### WRITTEN INSTRUCTION
Copy out the whole text on IELTS essay structure below, word for word.

### READING TEXT
──────────

Fully explain your ideas

To get an excellent score in the IELTS Task 2 writing section, one of the easiest and most effective tips is structuring your writing in the most solid format. A great argument essay structure may be divided to four paragraphs, in which comprises of four sentences (excluding the conclusion paragraph, which comprises of three sentences).

For we to consider an essay structure a great one, it should be looking like this:

  • Paragraph 1 - Introduction
    • Sentence 1 - Background statement
    • Sentence 2 - Detailed background statement
    • Sentence 3 - Thesis
    • Sentence 4 - Outline sentence
  • Paragraph 2 - First supporting paragraph
    • Sentence 1 - Topic sentence
    • Sentence 2 - Example
    • Sentence 3 - Discussion
    • Sentence 4 - Conclusion
  • Paragraph 3 - Second supporting paragraph
    • Sentence 1 - Topic sentence
    • Sentence 2 - Example
    • Sentence 3 - Discussion
    • Sentence 4 - Conclusion
  • Paragraph 4 - Conclusion
    • Sentence 1 - Summary
    • Sentence 2 - Restatement of thesis
    • Sentence 3 - Prediction or recommendation

Our recommended essay structure above comprises of fifteen (15) sentences, which will make your essay approximately 250 to 275 words.

──────────

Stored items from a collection
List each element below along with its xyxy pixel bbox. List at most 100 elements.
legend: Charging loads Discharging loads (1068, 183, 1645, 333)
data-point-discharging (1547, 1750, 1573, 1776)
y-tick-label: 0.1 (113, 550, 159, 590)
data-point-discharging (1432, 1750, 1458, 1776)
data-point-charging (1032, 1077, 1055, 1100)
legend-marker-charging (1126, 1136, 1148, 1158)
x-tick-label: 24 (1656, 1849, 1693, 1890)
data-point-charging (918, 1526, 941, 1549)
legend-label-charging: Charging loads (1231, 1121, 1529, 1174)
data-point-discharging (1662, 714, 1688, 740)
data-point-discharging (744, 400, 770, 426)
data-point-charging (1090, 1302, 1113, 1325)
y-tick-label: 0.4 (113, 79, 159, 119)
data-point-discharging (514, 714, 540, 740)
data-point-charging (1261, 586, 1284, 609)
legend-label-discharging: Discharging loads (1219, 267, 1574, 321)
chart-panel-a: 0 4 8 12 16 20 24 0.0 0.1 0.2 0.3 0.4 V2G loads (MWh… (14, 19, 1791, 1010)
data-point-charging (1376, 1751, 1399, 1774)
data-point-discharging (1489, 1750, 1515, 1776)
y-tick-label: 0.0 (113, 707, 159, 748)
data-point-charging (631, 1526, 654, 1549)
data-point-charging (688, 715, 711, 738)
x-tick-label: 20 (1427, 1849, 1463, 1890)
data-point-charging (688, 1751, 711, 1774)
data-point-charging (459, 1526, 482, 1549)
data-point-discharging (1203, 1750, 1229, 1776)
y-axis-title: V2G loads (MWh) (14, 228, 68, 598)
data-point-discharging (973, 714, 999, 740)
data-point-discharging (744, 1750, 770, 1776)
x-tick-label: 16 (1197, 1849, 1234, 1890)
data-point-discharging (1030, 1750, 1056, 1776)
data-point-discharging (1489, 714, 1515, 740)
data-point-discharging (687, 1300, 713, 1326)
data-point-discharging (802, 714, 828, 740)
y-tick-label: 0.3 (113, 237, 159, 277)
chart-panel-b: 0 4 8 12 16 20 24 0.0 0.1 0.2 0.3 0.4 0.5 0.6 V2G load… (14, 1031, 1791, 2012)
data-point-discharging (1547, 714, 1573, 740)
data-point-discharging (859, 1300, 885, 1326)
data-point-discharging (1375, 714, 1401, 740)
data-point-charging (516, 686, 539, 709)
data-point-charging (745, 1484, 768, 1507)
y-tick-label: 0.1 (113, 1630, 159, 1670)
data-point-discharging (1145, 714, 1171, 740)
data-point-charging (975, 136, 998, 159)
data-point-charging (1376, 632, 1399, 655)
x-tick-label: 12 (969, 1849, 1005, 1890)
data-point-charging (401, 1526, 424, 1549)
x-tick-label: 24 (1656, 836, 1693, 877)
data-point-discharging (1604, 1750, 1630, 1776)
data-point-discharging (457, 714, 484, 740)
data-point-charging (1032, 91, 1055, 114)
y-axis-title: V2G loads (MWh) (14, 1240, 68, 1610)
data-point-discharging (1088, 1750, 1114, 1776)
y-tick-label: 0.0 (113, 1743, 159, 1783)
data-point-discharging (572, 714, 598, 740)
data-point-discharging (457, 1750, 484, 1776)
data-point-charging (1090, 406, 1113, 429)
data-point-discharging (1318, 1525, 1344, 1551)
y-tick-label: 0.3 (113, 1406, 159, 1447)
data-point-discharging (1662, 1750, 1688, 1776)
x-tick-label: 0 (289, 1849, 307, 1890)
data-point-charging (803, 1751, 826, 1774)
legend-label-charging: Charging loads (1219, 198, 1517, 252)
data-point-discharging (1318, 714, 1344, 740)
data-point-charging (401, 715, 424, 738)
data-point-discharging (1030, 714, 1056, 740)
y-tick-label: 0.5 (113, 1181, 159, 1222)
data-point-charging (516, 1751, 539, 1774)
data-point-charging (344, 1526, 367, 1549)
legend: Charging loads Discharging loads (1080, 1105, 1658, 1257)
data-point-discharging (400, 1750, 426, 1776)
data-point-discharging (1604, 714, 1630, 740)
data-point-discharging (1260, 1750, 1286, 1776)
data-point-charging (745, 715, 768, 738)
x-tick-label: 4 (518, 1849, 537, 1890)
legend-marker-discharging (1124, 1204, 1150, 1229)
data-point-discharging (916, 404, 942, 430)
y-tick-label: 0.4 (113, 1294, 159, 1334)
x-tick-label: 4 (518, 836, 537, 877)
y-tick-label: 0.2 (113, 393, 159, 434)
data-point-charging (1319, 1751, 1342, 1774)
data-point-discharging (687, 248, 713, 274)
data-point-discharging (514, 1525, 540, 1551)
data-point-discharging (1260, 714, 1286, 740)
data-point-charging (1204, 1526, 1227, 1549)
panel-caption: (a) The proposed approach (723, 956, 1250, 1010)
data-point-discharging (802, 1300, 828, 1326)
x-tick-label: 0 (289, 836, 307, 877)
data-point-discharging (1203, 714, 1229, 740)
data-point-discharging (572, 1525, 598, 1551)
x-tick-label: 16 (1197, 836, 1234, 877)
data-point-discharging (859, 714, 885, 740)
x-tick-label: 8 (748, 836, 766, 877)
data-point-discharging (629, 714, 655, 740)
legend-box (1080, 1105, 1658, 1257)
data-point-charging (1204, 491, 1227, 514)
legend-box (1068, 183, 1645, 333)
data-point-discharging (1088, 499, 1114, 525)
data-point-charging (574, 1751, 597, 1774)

──────────

### REPLY
Fully explain your ideas

To get an excellent score in the IELTS Task 2 writing section, one of the easiest and most effective tips is structuring your writing in the most solid format. A great argument essay structure may be divided to four paragraphs, in which comprises of four sentences (excluding the conclusion paragraph, which comprises of three sentences).

For we to consider an essay structure a great one, it should be looking like this:

  • Paragraph 1 - Introduction
    • Sentence 1 - Background statement
    • Sentence 2 - Detailed background statement
    • Sentence 3 - Thesis
    • Sentence 4 - Outline sentence
  • Paragraph 2 - First supporting paragraph
    • Sentence 1 - Topic sentence
    • Sentence 2 - Example
    • Sentence 3 - Discussion
    • Sentence 4 - Conclusion
  • Paragraph 3 - Second supporting paragraph
    • Sentence 1 - Topic sentence
    • Sentence 2 - Example
    • Sentence 3 - Discussion
    • Sentence 4 - Conclusion
  • Paragraph 4 - Conclusion
    • Sentence 1 - Summary
    • Sentence 2 - Restatement of thesis
    • Sentence 3 - Prediction or recommendation

Our recommended essay structure above comprises of fifteen (15) sentences, which will make your essay approximately 250 to 275 words.